**Given request:** Find the line containing "Extract the structured", then return it and every line after it through the end of the records, exactly. Leave out pictures.

## begin

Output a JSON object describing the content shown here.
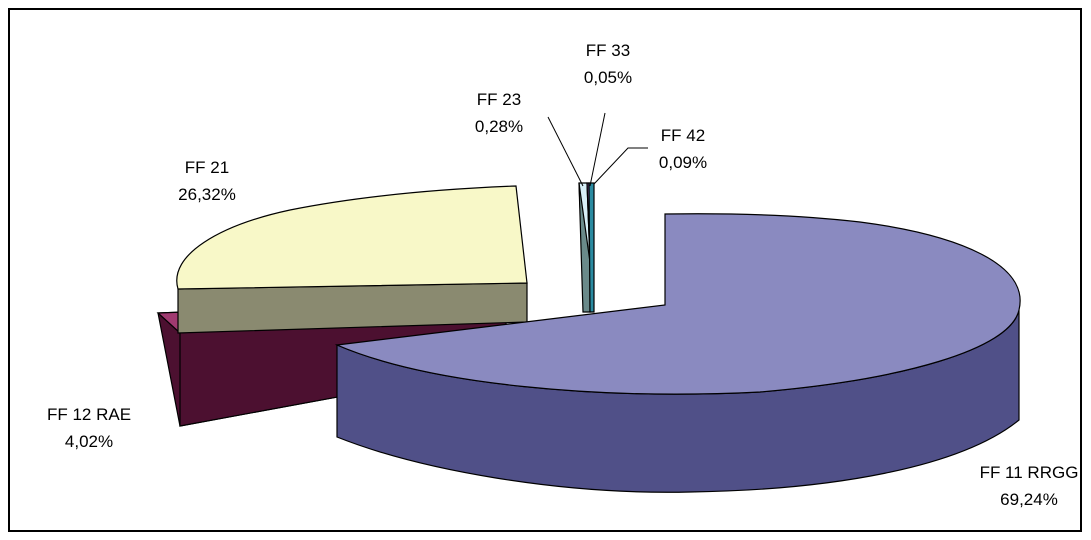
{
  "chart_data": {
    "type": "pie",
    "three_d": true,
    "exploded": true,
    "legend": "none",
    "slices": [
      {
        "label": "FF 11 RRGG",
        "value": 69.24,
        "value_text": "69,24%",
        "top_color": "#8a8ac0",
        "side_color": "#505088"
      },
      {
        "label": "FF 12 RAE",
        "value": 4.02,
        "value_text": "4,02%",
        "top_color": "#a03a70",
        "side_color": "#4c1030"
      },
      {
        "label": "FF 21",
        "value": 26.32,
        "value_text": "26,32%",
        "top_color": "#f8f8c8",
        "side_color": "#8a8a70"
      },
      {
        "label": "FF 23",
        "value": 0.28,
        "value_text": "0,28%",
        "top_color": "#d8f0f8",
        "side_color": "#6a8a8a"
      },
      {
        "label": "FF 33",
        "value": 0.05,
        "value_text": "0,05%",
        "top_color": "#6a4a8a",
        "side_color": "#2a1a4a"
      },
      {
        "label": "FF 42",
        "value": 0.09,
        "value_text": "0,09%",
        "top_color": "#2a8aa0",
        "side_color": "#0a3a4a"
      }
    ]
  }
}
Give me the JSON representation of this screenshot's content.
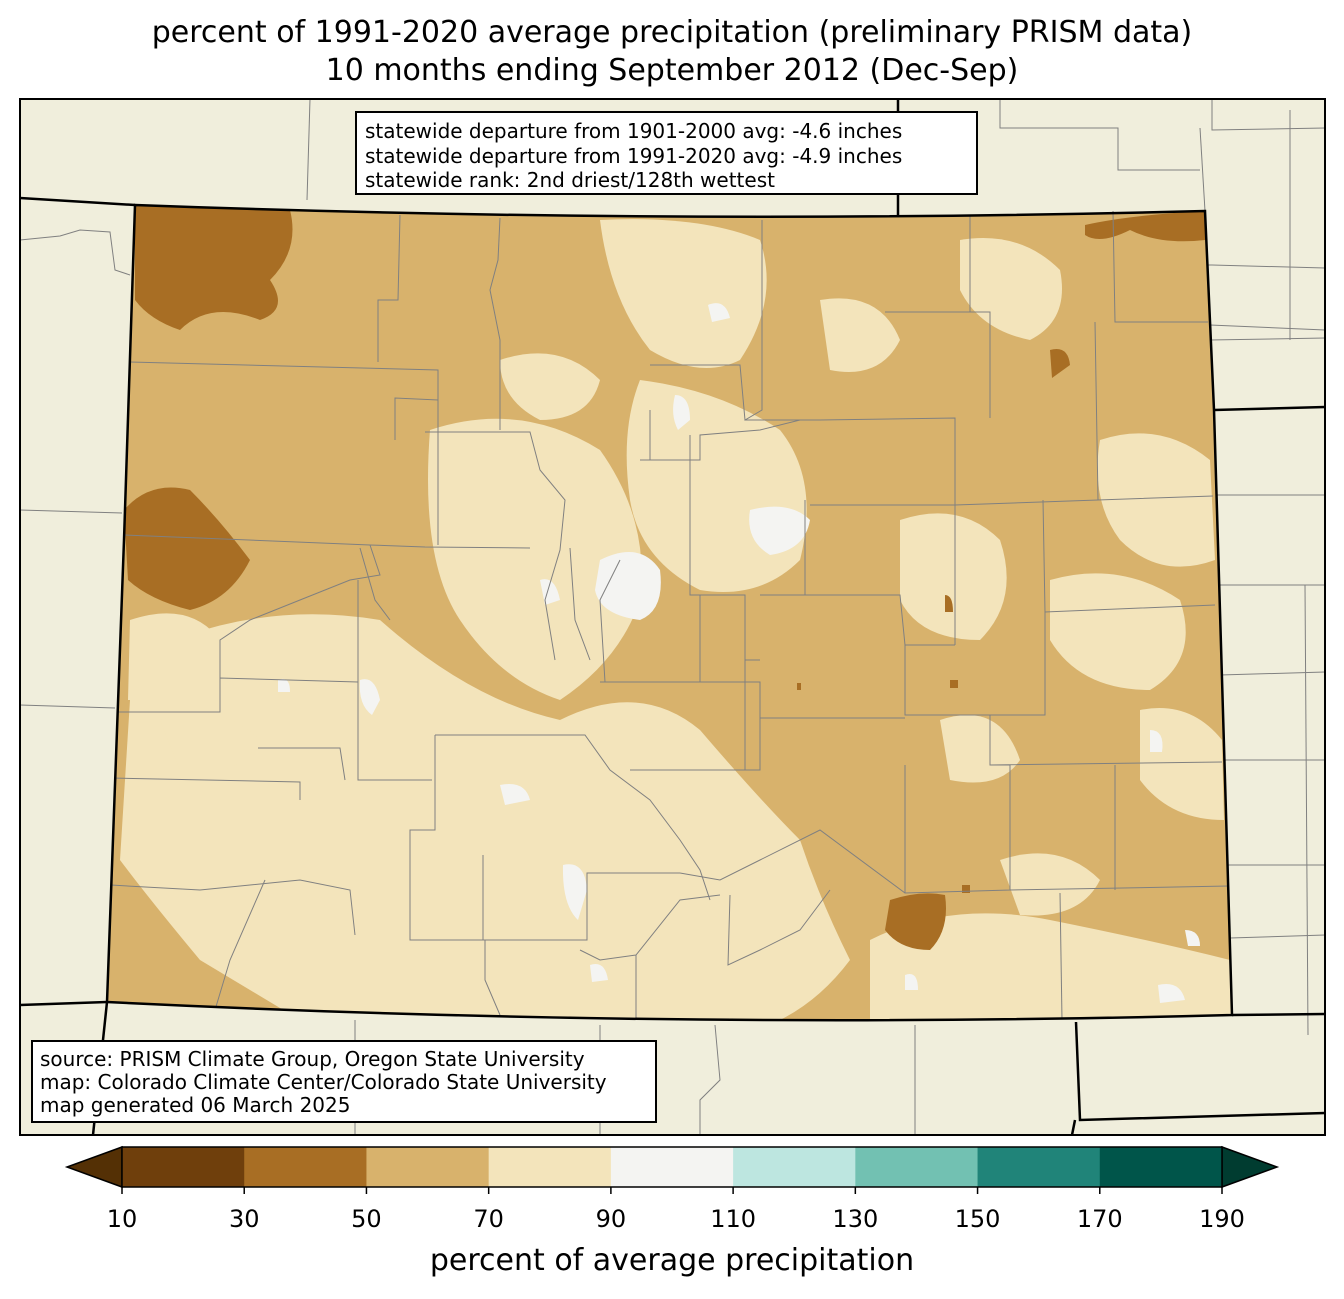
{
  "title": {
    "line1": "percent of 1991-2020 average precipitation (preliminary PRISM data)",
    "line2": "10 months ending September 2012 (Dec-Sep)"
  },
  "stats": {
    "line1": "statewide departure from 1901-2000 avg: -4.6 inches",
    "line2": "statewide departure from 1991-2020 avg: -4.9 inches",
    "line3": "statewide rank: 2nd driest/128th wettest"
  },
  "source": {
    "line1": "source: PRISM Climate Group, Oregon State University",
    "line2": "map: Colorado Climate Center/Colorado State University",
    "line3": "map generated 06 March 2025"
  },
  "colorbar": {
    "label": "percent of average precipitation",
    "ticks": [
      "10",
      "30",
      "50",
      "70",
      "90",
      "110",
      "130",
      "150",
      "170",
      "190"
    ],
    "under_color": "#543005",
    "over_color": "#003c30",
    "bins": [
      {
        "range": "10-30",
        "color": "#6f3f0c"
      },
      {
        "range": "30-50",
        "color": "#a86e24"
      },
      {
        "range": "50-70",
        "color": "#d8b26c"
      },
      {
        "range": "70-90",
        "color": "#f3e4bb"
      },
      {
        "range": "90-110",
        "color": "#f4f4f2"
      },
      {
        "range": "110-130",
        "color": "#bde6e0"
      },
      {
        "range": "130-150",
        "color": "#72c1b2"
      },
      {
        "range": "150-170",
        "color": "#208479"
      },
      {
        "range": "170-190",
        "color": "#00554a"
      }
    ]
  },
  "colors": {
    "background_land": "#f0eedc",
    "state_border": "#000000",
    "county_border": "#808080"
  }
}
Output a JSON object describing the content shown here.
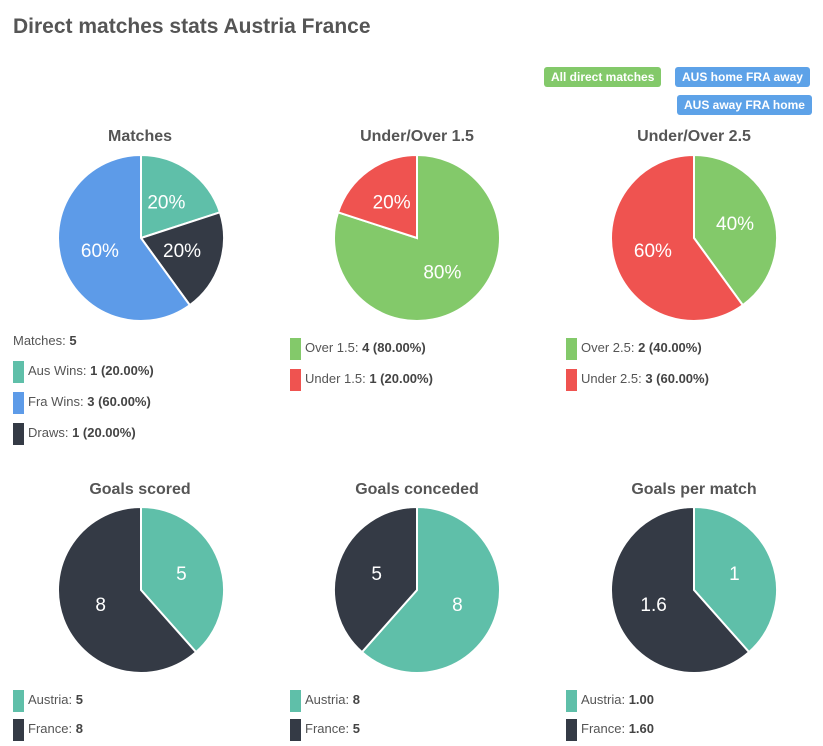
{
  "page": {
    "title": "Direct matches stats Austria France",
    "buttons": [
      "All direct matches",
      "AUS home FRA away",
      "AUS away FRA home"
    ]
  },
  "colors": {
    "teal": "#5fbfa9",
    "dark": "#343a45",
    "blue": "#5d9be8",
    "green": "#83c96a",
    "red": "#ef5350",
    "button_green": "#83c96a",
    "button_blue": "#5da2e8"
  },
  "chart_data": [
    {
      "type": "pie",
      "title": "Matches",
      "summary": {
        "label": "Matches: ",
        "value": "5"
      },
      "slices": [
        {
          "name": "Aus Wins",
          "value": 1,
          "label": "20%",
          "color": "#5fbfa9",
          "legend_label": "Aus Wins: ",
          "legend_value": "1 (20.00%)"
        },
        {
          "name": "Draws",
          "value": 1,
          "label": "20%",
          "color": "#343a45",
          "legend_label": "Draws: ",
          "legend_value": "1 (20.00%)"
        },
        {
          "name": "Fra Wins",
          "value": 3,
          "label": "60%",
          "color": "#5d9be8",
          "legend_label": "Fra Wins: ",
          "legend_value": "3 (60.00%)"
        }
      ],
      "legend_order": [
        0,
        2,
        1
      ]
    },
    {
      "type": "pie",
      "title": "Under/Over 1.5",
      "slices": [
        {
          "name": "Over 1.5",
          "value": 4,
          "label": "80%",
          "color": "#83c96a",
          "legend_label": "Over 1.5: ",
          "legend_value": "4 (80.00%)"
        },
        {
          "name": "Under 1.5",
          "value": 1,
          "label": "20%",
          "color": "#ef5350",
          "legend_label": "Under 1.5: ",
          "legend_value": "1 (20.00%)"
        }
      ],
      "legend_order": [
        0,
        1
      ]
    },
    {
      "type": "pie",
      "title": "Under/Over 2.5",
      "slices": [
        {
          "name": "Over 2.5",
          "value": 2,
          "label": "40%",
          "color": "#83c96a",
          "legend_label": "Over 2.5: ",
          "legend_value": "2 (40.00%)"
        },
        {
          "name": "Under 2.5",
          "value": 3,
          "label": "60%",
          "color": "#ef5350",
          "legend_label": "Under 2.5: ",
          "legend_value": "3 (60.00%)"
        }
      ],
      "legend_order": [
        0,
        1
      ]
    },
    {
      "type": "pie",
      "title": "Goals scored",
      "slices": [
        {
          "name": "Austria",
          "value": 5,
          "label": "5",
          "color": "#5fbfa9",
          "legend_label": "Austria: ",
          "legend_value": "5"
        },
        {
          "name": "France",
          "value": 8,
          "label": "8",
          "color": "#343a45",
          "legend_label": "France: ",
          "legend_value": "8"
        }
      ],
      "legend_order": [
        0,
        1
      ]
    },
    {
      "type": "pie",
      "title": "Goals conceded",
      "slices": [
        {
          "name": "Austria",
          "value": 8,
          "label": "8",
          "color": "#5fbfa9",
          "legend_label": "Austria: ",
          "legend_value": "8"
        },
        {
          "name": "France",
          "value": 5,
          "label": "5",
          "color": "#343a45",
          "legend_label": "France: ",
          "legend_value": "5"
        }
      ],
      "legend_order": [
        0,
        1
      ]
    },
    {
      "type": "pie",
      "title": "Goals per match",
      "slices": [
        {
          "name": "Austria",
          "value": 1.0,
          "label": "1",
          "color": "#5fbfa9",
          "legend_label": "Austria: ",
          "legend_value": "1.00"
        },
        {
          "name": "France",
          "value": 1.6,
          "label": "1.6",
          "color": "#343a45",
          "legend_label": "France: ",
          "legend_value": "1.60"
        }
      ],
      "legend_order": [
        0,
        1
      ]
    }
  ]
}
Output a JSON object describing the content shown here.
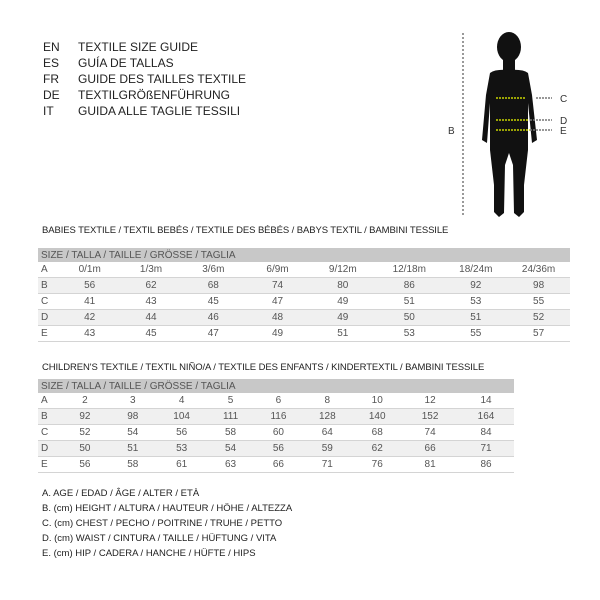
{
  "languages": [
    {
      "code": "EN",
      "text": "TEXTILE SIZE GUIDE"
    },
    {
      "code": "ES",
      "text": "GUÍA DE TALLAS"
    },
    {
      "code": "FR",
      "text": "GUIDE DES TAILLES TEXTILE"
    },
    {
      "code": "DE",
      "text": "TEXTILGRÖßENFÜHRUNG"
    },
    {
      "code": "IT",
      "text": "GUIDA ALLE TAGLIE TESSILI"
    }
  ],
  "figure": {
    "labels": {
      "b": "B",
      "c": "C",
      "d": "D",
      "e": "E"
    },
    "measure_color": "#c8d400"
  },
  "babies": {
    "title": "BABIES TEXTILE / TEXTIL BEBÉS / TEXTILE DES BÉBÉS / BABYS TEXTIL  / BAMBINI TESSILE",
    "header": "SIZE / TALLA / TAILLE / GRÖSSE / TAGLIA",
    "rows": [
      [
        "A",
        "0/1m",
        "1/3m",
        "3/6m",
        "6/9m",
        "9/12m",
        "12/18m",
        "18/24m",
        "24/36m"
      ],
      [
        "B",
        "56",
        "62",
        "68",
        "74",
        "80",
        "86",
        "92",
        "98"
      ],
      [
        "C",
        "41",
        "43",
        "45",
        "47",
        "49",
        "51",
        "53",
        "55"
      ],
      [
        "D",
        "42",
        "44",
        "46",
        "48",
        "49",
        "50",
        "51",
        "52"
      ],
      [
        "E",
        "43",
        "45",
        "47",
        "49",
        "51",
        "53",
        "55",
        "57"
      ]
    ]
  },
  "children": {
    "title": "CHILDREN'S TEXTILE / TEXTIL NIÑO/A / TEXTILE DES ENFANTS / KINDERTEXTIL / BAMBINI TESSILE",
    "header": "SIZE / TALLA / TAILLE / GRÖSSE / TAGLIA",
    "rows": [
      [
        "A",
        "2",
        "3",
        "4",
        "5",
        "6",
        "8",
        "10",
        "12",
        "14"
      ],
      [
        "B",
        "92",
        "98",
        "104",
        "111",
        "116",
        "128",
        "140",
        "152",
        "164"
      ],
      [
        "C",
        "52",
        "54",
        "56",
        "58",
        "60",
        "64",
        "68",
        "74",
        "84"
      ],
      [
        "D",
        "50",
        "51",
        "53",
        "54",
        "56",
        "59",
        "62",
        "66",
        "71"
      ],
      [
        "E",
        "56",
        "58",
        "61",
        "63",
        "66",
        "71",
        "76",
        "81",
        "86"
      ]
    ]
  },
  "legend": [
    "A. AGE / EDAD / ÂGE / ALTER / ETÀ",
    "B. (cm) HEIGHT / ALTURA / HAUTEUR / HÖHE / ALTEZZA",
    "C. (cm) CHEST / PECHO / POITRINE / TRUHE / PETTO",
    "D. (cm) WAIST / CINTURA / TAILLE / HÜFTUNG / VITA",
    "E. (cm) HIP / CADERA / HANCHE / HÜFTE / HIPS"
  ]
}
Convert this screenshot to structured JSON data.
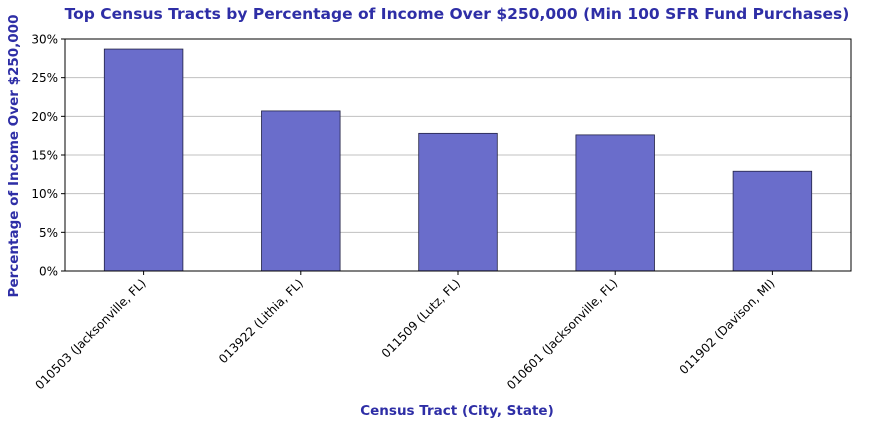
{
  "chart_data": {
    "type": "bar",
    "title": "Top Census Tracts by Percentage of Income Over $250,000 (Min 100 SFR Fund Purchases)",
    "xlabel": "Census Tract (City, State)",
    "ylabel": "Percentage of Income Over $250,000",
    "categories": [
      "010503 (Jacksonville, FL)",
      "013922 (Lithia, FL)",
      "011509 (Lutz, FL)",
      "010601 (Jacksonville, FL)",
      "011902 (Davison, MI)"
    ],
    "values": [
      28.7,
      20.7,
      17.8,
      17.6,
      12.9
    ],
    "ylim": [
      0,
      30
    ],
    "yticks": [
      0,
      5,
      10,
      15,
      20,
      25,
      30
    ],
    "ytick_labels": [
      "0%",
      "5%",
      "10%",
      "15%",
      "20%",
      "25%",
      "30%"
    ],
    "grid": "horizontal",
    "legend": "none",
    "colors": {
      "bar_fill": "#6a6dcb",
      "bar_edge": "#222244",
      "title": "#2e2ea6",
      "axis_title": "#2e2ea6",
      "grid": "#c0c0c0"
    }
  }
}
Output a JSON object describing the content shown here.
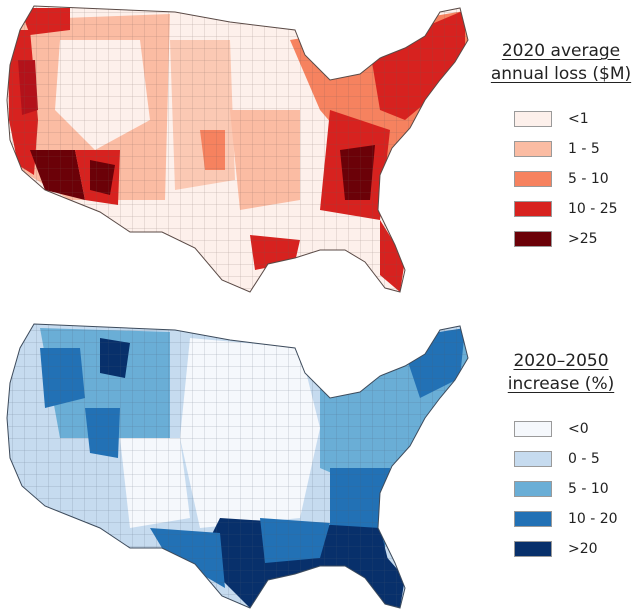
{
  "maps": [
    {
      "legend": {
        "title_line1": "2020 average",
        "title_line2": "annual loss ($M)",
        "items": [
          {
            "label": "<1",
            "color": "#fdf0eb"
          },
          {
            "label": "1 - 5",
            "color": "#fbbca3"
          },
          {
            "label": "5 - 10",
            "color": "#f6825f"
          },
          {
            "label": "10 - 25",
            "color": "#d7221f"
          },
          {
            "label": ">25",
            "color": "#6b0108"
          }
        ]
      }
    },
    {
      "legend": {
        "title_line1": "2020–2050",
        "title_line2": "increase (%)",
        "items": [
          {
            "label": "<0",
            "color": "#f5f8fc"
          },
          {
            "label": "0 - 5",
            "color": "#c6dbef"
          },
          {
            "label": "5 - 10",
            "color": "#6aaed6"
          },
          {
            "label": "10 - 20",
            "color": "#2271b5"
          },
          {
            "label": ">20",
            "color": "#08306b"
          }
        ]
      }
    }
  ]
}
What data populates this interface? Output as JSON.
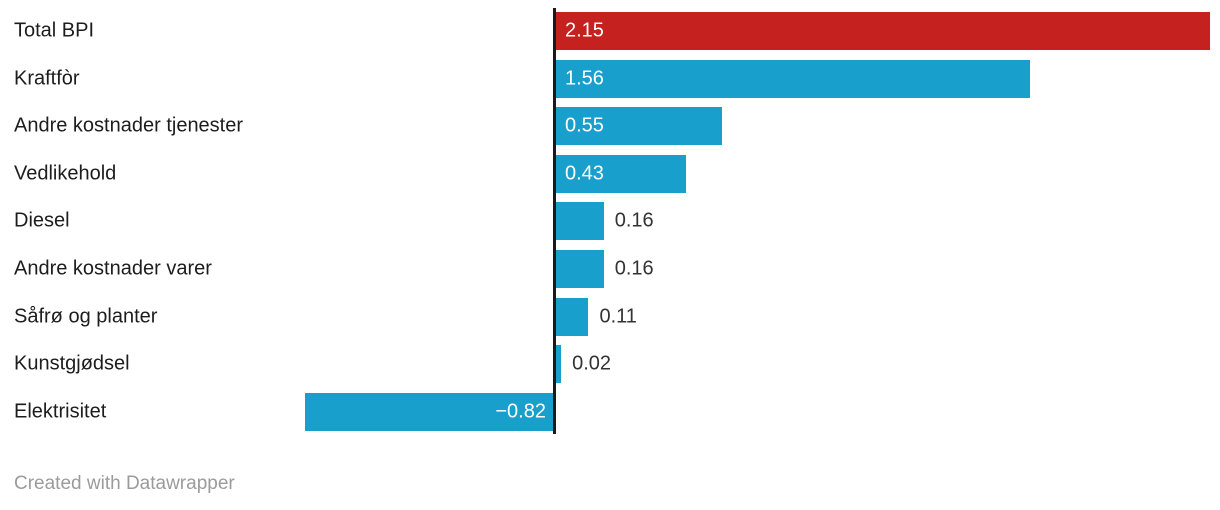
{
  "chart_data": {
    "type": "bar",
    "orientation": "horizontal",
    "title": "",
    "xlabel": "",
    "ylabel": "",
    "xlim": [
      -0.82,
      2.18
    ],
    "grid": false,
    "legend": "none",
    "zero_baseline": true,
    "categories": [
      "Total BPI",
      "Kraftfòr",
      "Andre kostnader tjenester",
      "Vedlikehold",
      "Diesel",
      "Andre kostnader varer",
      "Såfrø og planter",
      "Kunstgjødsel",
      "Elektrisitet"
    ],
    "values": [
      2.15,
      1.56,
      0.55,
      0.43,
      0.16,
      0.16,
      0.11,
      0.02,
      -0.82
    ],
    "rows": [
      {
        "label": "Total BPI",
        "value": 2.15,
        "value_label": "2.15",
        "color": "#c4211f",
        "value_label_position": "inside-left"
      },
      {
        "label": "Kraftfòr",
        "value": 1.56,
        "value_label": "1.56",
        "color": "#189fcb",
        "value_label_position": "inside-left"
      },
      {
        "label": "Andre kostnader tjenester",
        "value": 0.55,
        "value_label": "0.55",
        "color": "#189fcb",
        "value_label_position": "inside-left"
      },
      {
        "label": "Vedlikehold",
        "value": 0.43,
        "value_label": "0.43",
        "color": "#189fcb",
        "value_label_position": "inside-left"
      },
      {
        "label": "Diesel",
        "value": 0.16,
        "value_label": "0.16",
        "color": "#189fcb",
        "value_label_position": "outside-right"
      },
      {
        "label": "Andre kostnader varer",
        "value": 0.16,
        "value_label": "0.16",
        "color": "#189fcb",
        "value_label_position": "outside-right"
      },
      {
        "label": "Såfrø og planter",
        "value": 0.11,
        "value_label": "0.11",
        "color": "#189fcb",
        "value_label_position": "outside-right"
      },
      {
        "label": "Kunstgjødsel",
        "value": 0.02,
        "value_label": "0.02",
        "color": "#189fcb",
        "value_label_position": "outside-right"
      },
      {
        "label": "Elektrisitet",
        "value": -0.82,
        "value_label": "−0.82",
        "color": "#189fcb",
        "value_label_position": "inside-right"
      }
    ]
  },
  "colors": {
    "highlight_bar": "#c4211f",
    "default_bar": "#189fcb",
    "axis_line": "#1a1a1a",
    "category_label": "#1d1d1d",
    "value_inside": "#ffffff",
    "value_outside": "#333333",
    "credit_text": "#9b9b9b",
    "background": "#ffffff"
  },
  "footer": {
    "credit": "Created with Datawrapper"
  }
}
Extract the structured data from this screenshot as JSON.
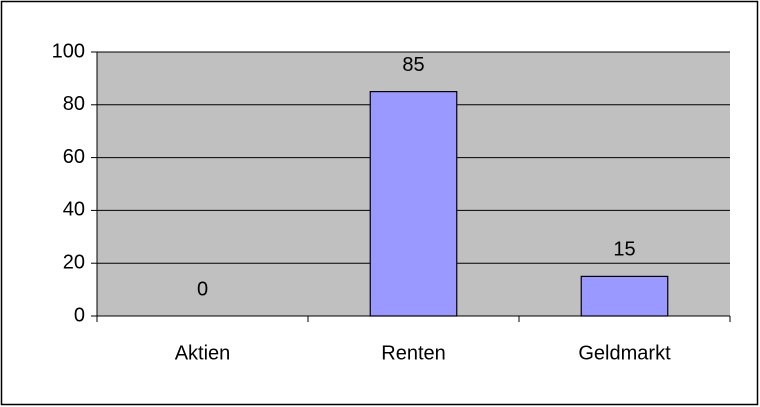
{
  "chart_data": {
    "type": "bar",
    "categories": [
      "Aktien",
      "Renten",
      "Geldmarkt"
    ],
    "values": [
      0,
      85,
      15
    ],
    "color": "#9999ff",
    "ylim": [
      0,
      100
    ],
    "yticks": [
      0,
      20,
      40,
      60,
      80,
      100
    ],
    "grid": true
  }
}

## end

**Exercise response:**
Extract the structured data from this screenshot as JSON.
{
  "chart_data": {
    "type": "bar",
    "categories": [
      "Aktien",
      "Renten",
      "Geldmarkt"
    ],
    "values": [
      0,
      85,
      15
    ],
    "color": "#9999ff",
    "ylim": [
      0,
      100
    ],
    "yticks": [
      0,
      20,
      40,
      60,
      80,
      100
    ],
    "grid": true
  }
}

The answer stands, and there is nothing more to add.